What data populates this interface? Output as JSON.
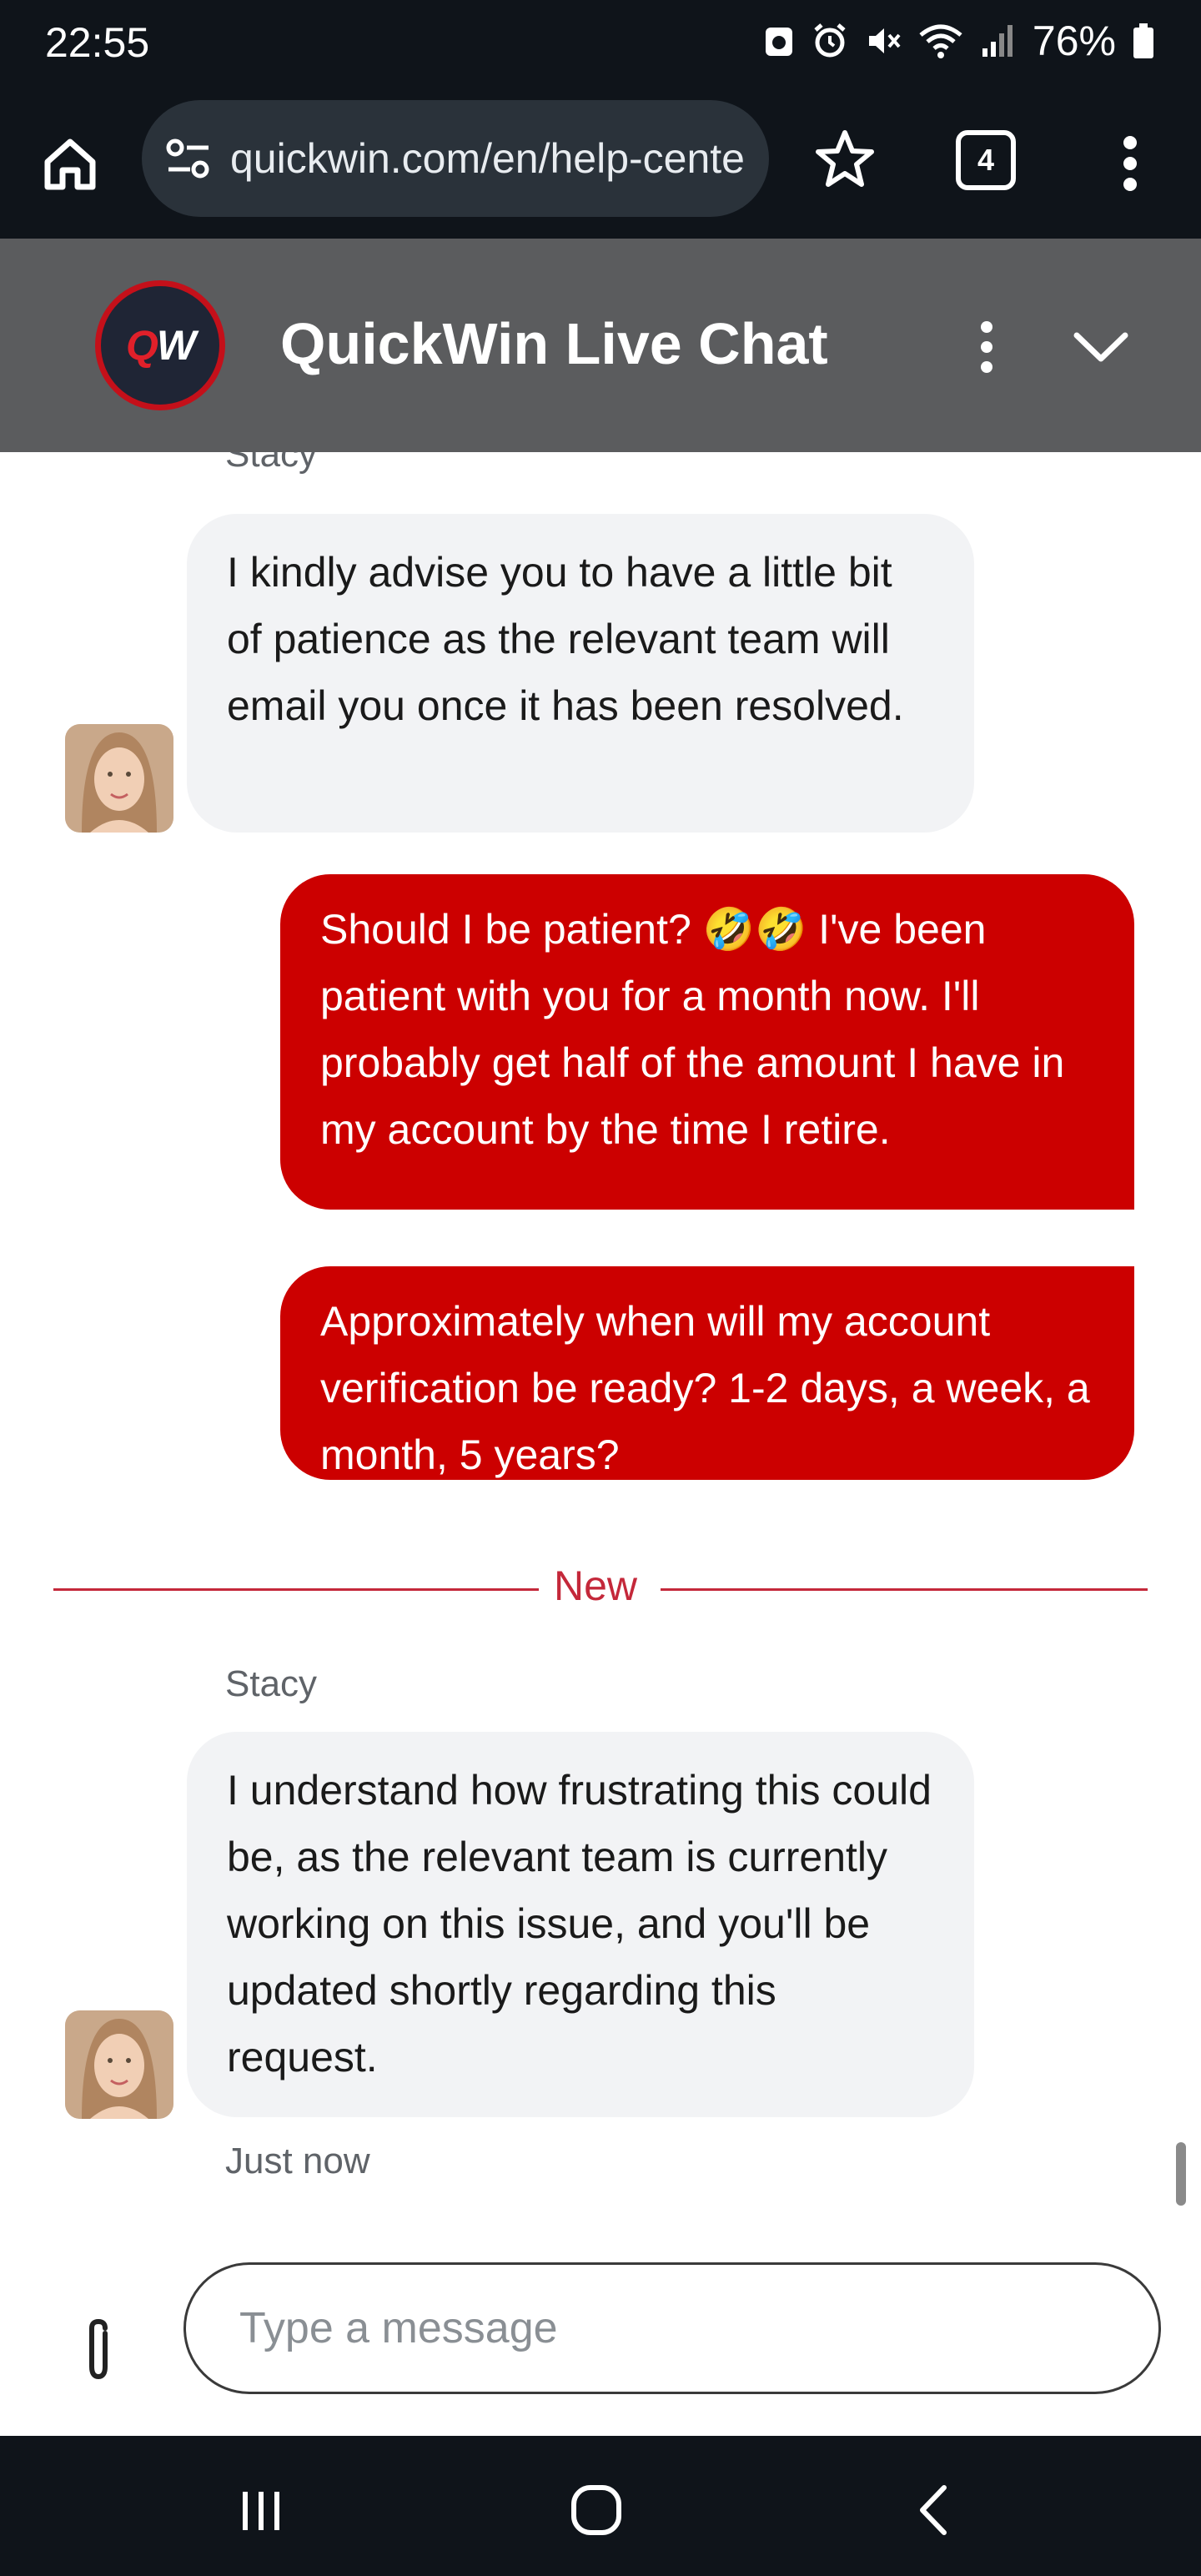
{
  "status_bar": {
    "time": "22:55",
    "battery": "76%"
  },
  "browser": {
    "url": "quickwin.com/en/help-center",
    "tab_count": "4"
  },
  "chat_header": {
    "logo_letters": "QW",
    "title": "QuickWin Live Chat"
  },
  "messages": [
    {
      "type": "incoming",
      "sender": "Stacy",
      "text": "I kindly advise you to have a little bit of patience as the relevant team will email you once it has been resolved."
    },
    {
      "type": "outgoing",
      "text": "Should I be patient?  🤣🤣 I've been patient with you for a month now. I'll probably get half of the amount I have in my account by the time I retire."
    },
    {
      "type": "outgoing",
      "text": "Approximately when will my account verification be ready? 1-2 days, a week, a month, 5 years?"
    },
    {
      "type": "incoming",
      "sender": "Stacy",
      "text": "I understand how frustrating this could be, as the relevant team is currently working on this issue, and you'll be updated shortly regarding this request.",
      "timestamp": "Just now"
    }
  ],
  "divider": {
    "label": "New"
  },
  "composer": {
    "placeholder": "Type a message"
  },
  "colors": {
    "brand_red": "#cc0000",
    "header_gray": "#5b5c5e",
    "incoming_bubble": "#f2f3f5",
    "divider": "#c4283a"
  },
  "icons": {
    "home": "home-icon",
    "site_settings": "tune-icon",
    "bookmark": "star-icon",
    "menu": "more-vert-icon",
    "collapse": "chevron-down-icon",
    "attach": "paperclip-icon",
    "nav_recents": "recents-icon",
    "nav_home": "nav-home-icon",
    "nav_back": "back-icon"
  }
}
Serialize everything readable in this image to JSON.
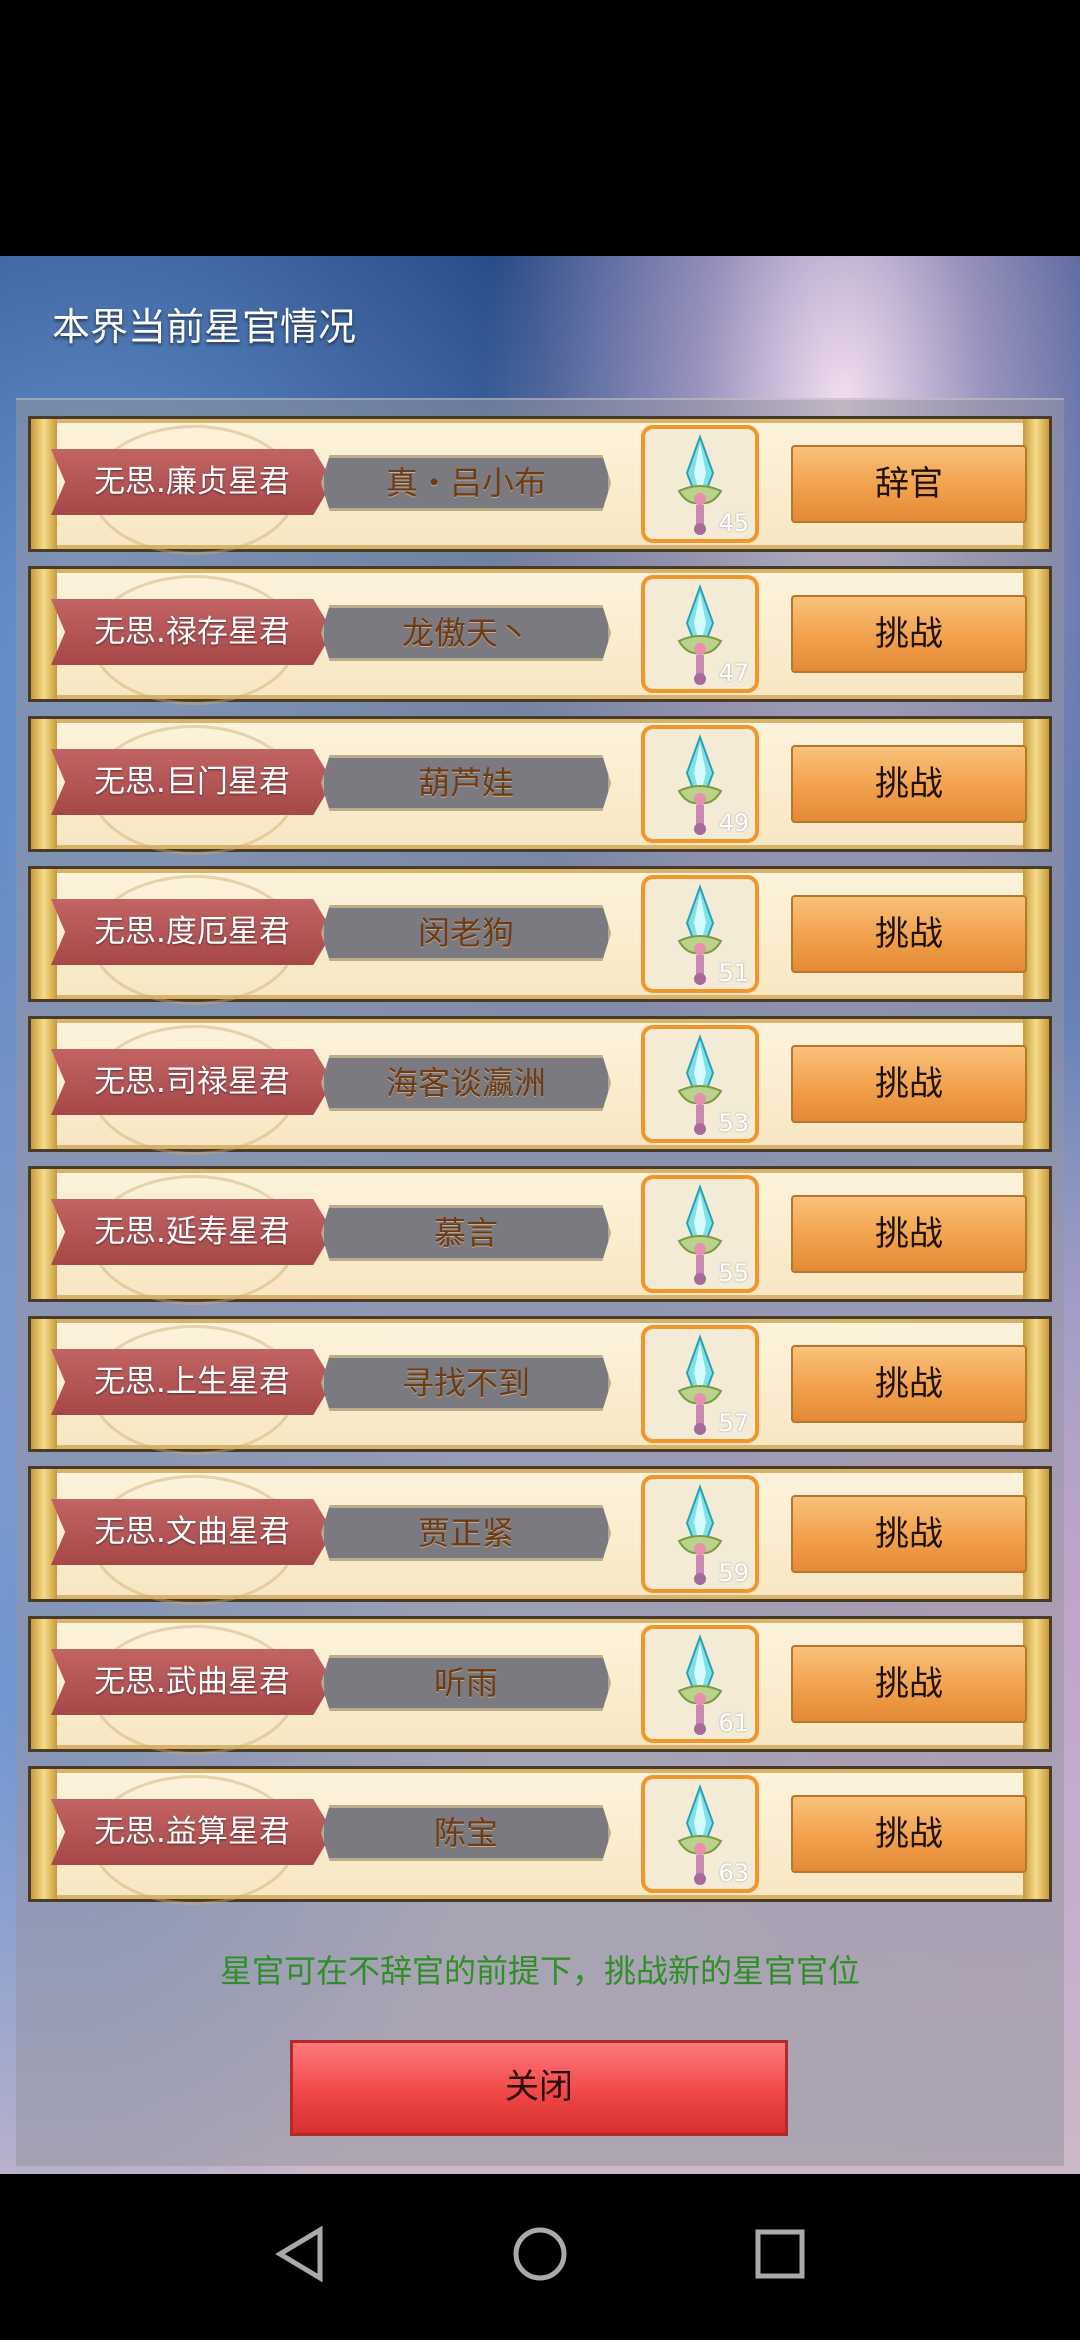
{
  "panel": {
    "title": "本界当前星官情况",
    "rows": [
      {
        "title": "无思.廉贞星君",
        "holder": "真・吕小布",
        "level": "45",
        "action": "辞官"
      },
      {
        "title": "无思.禄存星君",
        "holder": "龙傲天丶",
        "level": "47",
        "action": "挑战"
      },
      {
        "title": "无思.巨门星君",
        "holder": "葫芦娃",
        "level": "49",
        "action": "挑战"
      },
      {
        "title": "无思.度厄星君",
        "holder": "闵老狗",
        "level": "51",
        "action": "挑战"
      },
      {
        "title": "无思.司禄星君",
        "holder": "海客谈瀛洲",
        "level": "53",
        "action": "挑战"
      },
      {
        "title": "无思.延寿星君",
        "holder": "慕言",
        "level": "55",
        "action": "挑战"
      },
      {
        "title": "无思.上生星君",
        "holder": "寻找不到",
        "level": "57",
        "action": "挑战"
      },
      {
        "title": "无思.文曲星君",
        "holder": "贾正紧",
        "level": "59",
        "action": "挑战"
      },
      {
        "title": "无思.武曲星君",
        "holder": "听雨",
        "level": "61",
        "action": "挑战"
      },
      {
        "title": "无思.益算星君",
        "holder": "陈宝",
        "level": "63",
        "action": "挑战"
      }
    ],
    "hint": "星官可在不辞官的前提下，挑战新的星官官位",
    "close_label": "关闭"
  },
  "item_icon": "sword-icon",
  "navbar": {
    "icons": [
      "back-triangle-icon",
      "home-circle-icon",
      "recents-square-icon"
    ]
  },
  "colors": {
    "banner": "#b25555",
    "button": "#f2a04c",
    "hint": "#2f8f26",
    "close": "#f04848"
  }
}
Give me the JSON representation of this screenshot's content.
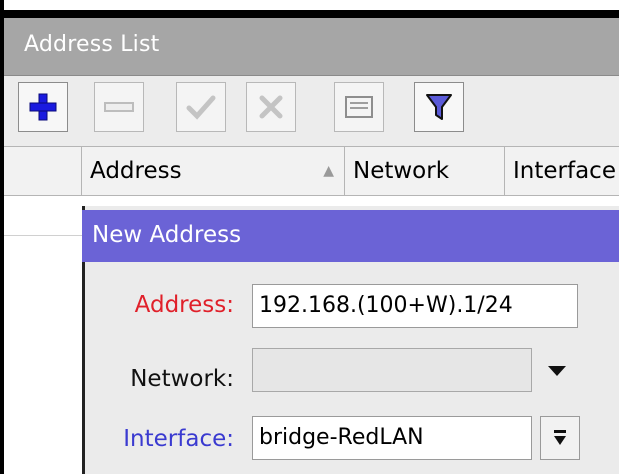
{
  "window": {
    "title": "Address List"
  },
  "toolbar": {
    "buttons": [
      {
        "icon": "add-icon",
        "label": "Add"
      },
      {
        "icon": "remove-icon",
        "label": "Remove"
      },
      {
        "icon": "enable-icon",
        "label": "Enable"
      },
      {
        "icon": "disable-icon",
        "label": "Disable"
      },
      {
        "icon": "comment-icon",
        "label": "Comment"
      },
      {
        "icon": "filter-icon",
        "label": "Filter"
      }
    ]
  },
  "table": {
    "columns": [
      "Address",
      "Network",
      "Interface"
    ],
    "sort_indicator": "▲"
  },
  "dialog": {
    "title": "New Address",
    "fields": {
      "address": {
        "label": "Address:",
        "value": "192.168.(100+W).1/24"
      },
      "network": {
        "label": "Network:",
        "value": ""
      },
      "interface": {
        "label": "Interface:",
        "value": "bridge-RedLAN"
      }
    }
  },
  "colors": {
    "titlebar_bg": "#a6a6a6",
    "dialog_title_bg": "#6b63d6",
    "address_label": "#e0202a",
    "interface_label": "#3a3ad0",
    "add_icon": "#1a1adf"
  }
}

Goal:
List all lines from the entries that include the word "back".

Result of the task:
    "nav_back": "back-icon"
      "back-triangle-icon",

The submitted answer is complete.